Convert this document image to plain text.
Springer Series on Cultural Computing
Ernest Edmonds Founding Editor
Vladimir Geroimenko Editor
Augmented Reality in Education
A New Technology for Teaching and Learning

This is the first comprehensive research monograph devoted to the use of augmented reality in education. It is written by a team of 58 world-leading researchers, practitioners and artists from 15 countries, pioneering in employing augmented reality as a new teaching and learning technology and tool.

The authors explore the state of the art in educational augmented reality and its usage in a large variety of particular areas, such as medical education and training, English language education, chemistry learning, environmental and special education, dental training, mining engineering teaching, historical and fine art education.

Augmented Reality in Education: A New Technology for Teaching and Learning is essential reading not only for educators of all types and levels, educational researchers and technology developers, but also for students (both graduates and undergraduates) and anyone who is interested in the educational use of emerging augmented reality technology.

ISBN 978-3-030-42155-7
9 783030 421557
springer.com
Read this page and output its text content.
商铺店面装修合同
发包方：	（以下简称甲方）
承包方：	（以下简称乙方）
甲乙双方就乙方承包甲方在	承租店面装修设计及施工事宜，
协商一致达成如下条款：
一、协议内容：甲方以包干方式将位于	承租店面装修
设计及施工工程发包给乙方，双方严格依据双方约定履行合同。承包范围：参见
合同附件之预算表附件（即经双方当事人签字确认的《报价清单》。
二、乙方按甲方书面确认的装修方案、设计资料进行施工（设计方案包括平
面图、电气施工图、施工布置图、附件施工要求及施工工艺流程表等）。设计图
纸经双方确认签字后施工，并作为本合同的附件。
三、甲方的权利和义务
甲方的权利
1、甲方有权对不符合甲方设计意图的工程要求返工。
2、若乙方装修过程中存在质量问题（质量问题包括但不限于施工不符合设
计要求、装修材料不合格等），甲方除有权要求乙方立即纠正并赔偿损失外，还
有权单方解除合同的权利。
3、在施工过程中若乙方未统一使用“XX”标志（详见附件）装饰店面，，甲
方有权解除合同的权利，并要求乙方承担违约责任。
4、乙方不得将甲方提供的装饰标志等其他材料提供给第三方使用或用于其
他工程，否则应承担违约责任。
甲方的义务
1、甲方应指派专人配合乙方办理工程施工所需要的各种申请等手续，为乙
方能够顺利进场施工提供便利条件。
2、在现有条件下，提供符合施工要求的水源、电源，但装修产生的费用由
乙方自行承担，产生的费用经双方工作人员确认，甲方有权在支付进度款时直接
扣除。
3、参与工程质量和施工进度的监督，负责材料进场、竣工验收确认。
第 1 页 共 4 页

○ ○ ○

> GIVEN EXERCISE: Extract the complete data, matching each line exactly.

> REPLY TO THE EXERCISE:
Convert this document image to plain text.
Springer Series on Cultural Computing
Ernest Edmonds Founding Editor
Vladimir Geroimenko Editor
Augmented Reality in Education
A New Technology for Teaching and Learning

This is the first comprehensive research monograph devoted to the use of augmented reality in education. It is written by a team of 58 world-leading researchers, practitioners and artists from 15 countries, pioneering in employing augmented reality as a new teaching and learning technology and tool.

The authors explore the state of the art in educational augmented reality and its usage in a large variety of particular areas, such as medical education and training, English language education, chemistry learning, environmental and special education, dental training, mining engineering teaching, historical and fine art education.

Augmented Reality in Education: A New Technology for Teaching and Learning is essential reading not only for educators of all types and levels, educational researchers and technology developers, but also for students (both graduates and undergraduates) and anyone who is interested in the educational use of emerging augmented reality technology.

ISBN 978-3-030-42155-7
9 783030 421557
springer.com
Read this page and output its text content.
商铺店面装修合同
发包方：	（以下简称甲方）
承包方：	（以下简称乙方）
甲乙双方就乙方承包甲方在	承租店面装修设计及施工事宜，
协商一致达成如下条款：
一、协议内容：甲方以包干方式将位于	承租店面装修
设计及施工工程发包给乙方，双方严格依据双方约定履行合同。承包范围：参见
合同附件之预算表附件（即经双方当事人签字确认的《报价清单》。
二、乙方按甲方书面确认的装修方案、设计资料进行施工（设计方案包括平
面图、电气施工图、施工布置图、附件施工要求及施工工艺流程表等）。设计图
纸经双方确认签字后施工，并作为本合同的附件。
三、甲方的权利和义务
甲方的权利
1、甲方有权对不符合甲方设计意图的工程要求返工。
2、若乙方装修过程中存在质量问题（质量问题包括但不限于施工不符合设
计要求、装修材料不合格等），甲方除有权要求乙方立即纠正并赔偿损失外，还
有权单方解除合同的权利。
3、在施工过程中若乙方未统一使用“XX”标志（详见附件）装饰店面，，甲
方有权解除合同的权利，并要求乙方承担违约责任。
4、乙方不得将甲方提供的装饰标志等其他材料提供给第三方使用或用于其
他工程，否则应承担违约责任。
甲方的义务
1、甲方应指派专人配合乙方办理工程施工所需要的各种申请等手续，为乙
方能够顺利进场施工提供便利条件。
2、在现有条件下，提供符合施工要求的水源、电源，但装修产生的费用由
乙方自行承担，产生的费用经双方工作人员确认，甲方有权在支付进度款时直接
扣除。
3、参与工程质量和施工进度的监督，负责材料进场、竣工验收确认。
第 1 页 共 4 页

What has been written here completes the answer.